§ **Your task**: Each line of the listing that contains the word "handlowe" is to be copied.

§ **Chart and figure data**:
= = = = =

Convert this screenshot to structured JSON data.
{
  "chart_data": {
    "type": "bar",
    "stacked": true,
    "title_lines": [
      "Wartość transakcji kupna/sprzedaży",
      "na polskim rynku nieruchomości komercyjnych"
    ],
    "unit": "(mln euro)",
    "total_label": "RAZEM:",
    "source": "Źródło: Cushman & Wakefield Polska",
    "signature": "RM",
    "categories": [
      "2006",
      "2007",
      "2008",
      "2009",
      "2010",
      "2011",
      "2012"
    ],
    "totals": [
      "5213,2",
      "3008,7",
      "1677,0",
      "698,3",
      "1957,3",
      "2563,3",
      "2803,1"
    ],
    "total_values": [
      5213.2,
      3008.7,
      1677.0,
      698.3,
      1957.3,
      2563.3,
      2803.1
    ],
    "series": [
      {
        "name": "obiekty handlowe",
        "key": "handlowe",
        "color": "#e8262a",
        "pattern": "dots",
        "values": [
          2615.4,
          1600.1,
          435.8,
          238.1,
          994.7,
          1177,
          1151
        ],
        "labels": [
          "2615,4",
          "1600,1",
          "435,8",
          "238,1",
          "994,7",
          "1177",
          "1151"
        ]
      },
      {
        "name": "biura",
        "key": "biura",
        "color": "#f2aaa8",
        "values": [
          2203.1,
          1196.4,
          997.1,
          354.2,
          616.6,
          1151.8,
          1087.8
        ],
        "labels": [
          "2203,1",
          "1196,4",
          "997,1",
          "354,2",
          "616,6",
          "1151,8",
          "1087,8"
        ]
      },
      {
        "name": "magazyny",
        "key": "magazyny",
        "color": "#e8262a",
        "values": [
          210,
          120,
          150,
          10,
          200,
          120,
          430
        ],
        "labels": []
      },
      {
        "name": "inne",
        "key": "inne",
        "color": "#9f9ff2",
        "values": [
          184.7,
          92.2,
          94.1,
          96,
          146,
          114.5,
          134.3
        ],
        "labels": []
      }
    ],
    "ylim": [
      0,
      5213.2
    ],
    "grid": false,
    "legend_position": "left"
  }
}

= = = = =

§ **Written solution**:
        "name": "obiekty handlowe",
        "key": "handlowe",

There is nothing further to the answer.